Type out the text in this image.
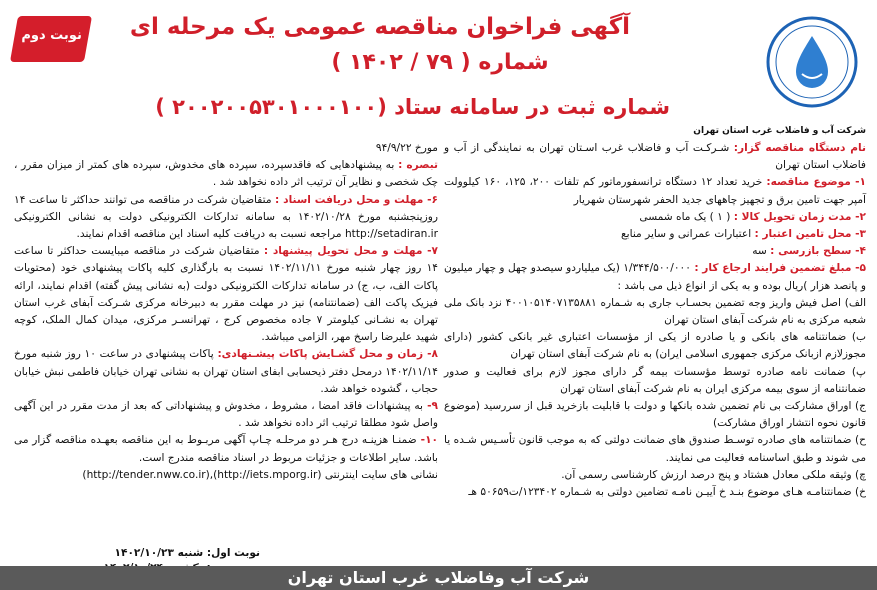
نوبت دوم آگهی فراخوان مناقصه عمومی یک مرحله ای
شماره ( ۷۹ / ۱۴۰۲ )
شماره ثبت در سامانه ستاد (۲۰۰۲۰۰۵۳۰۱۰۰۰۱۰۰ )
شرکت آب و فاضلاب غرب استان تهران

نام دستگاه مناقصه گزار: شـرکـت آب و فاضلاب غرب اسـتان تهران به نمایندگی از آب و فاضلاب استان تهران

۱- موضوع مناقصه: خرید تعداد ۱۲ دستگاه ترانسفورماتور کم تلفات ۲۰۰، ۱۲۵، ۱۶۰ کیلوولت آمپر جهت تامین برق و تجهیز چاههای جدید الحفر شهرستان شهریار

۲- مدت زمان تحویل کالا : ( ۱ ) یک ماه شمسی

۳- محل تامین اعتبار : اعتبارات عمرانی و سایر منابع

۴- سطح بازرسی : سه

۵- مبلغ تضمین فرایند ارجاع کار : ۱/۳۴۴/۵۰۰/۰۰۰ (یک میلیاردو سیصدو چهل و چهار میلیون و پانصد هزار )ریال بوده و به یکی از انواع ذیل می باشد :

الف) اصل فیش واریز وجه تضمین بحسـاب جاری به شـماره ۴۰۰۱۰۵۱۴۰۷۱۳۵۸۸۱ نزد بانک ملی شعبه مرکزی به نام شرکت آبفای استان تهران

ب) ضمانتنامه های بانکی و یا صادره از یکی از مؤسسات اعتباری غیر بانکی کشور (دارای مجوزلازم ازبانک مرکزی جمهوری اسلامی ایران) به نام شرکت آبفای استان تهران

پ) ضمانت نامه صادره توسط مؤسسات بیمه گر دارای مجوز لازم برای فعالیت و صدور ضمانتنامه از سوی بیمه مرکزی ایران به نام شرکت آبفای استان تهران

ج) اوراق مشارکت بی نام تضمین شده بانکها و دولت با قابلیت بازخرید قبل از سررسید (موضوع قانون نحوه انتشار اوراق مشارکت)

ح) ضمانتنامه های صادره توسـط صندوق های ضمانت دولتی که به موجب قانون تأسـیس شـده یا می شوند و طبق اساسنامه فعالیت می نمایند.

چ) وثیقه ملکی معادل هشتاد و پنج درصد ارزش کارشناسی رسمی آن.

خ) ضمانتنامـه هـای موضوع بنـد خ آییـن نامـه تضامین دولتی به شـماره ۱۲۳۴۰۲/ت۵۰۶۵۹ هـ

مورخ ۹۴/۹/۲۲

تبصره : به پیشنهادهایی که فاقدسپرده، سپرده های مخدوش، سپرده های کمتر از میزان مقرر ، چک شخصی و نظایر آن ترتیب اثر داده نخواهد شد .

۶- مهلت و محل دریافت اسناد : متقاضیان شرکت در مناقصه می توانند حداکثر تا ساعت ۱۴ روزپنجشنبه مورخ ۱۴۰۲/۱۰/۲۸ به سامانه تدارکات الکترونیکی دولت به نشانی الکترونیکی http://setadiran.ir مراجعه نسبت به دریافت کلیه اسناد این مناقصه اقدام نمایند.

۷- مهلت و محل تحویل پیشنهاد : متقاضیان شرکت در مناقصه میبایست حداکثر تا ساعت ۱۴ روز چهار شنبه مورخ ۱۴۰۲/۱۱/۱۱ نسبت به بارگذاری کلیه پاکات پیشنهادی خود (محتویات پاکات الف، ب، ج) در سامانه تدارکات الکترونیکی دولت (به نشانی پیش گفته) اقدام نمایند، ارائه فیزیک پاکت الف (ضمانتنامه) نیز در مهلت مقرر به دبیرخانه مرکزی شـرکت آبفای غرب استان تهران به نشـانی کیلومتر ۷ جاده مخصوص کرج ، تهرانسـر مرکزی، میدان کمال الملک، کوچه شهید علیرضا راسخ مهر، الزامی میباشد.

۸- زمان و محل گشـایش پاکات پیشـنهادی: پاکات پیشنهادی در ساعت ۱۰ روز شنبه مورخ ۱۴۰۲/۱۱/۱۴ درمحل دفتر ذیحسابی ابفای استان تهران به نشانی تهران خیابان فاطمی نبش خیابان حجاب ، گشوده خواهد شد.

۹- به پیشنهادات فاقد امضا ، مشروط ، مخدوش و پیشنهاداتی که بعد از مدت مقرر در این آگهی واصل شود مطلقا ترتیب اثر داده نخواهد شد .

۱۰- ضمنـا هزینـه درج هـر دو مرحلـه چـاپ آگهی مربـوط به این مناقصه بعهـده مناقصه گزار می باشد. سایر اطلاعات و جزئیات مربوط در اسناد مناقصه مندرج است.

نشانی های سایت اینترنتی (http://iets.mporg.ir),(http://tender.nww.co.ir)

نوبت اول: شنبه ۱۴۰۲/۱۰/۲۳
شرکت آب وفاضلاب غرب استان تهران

═══

Task: Extract all the entries word for word; omit any pictures.

Exercise answer:
Type out the text in this image.
نوبت دوم آگهی فراخوان مناقصه عمومی یک مرحله ای
شماره ( ۷۹ / ۱۴۰۲ )
شماره ثبت در سامانه ستاد (۲۰۰۲۰۰۵۳۰۱۰۰۰۱۰۰ )
شرکت آب و فاضلاب غرب استان تهران

نام دستگاه مناقصه گزار: شـرکـت آب و فاضلاب غرب اسـتان تهران به نمایندگی از آب و فاضلاب استان تهران

۱- موضوع مناقصه: خرید تعداد ۱۲ دستگاه ترانسفورماتور کم تلفات ۲۰۰، ۱۲۵، ۱۶۰ کیلوولت آمپر جهت تامین برق و تجهیز چاههای جدید الحفر شهرستان شهریار

۲- مدت زمان تحویل کالا : ( ۱ ) یک ماه شمسی

۳- محل تامین اعتبار : اعتبارات عمرانی و سایر منابع

۴- سطح بازرسی : سه

۵- مبلغ تضمین فرایند ارجاع کار : ۱/۳۴۴/۵۰۰/۰۰۰ (یک میلیاردو سیصدو چهل و چهار میلیون و پانصد هزار )ریال بوده و به یکی از انواع ذیل می باشد :

الف) اصل فیش واریز وجه تضمین بحسـاب جاری به شـماره ۴۰۰۱۰۵۱۴۰۷۱۳۵۸۸۱ نزد بانک ملی شعبه مرکزی به نام شرکت آبفای استان تهران

ب) ضمانتنامه های بانکی و یا صادره از یکی از مؤسسات اعتباری غیر بانکی کشور (دارای مجوزلازم ازبانک مرکزی جمهوری اسلامی ایران) به نام شرکت آبفای استان تهران

پ) ضمانت نامه صادره توسط مؤسسات بیمه گر دارای مجوز لازم برای فعالیت و صدور ضمانتنامه از سوی بیمه مرکزی ایران به نام شرکت آبفای استان تهران

ج) اوراق مشارکت بی نام تضمین شده بانکها و دولت با قابلیت بازخرید قبل از سررسید (موضوع قانون نحوه انتشار اوراق مشارکت)

ح) ضمانتنامه های صادره توسـط صندوق های ضمانت دولتی که به موجب قانون تأسـیس شـده یا می شوند و طبق اساسنامه فعالیت می نمایند.

چ) وثیقه ملکی معادل هشتاد و پنج درصد ارزش کارشناسی رسمی آن.

خ) ضمانتنامـه هـای موضوع بنـد خ آییـن نامـه تضامین دولتی به شـماره ۱۲۳۴۰۲/ت۵۰۶۵۹ هـ

مورخ ۹۴/۹/۲۲

تبصره : به پیشنهادهایی که فاقدسپرده، سپرده های مخدوش، سپرده های کمتر از میزان مقرر ، چک شخصی و نظایر آن ترتیب اثر داده نخواهد شد .

۶- مهلت و محل دریافت اسناد : متقاضیان شرکت در مناقصه می توانند حداکثر تا ساعت ۱۴ روزپنجشنبه مورخ ۱۴۰۲/۱۰/۲۸ به سامانه تدارکات الکترونیکی دولت به نشانی الکترونیکی http://setadiran.ir مراجعه نسبت به دریافت کلیه اسناد این مناقصه اقدام نمایند.

۷- مهلت و محل تحویل پیشنهاد : متقاضیان شرکت در مناقصه میبایست حداکثر تا ساعت ۱۴ روز چهار شنبه مورخ ۱۴۰۲/۱۱/۱۱ نسبت به بارگذاری کلیه پاکات پیشنهادی خود (محتویات پاکات الف، ب، ج) در سامانه تدارکات الکترونیکی دولت (به نشانی پیش گفته) اقدام نمایند، ارائه فیزیک پاکت الف (ضمانتنامه) نیز در مهلت مقرر به دبیرخانه مرکزی شـرکت آبفای غرب استان تهران به نشـانی کیلومتر ۷ جاده مخصوص کرج ، تهرانسـر مرکزی، میدان کمال الملک، کوچه شهید علیرضا راسخ مهر، الزامی میباشد.

۸- زمان و محل گشـایش پاکات پیشـنهادی: پاکات پیشنهادی در ساعت ۱۰ روز شنبه مورخ ۱۴۰۲/۱۱/۱۴ درمحل دفتر ذیحسابی ابفای استان تهران به نشانی تهران خیابان فاطمی نبش خیابان حجاب ، گشوده خواهد شد.

۹- به پیشنهادات فاقد امضا ، مشروط ، مخدوش و پیشنهاداتی که بعد از مدت مقرر در این آگهی واصل شود مطلقا ترتیب اثر داده نخواهد شد .

۱۰- ضمنـا هزینـه درج هـر دو مرحلـه چـاپ آگهی مربـوط به این مناقصه بعهـده مناقصه گزار می باشد. سایر اطلاعات و جزئیات مربوط در اسناد مناقصه مندرج است.

نشانی های سایت اینترنتی (http://iets.mporg.ir),(http://tender.nww.co.ir)

نوبت اول: شنبه ۱۴۰۲/۱۰/۲۳
شرکت آب وفاضلاب غرب استان تهران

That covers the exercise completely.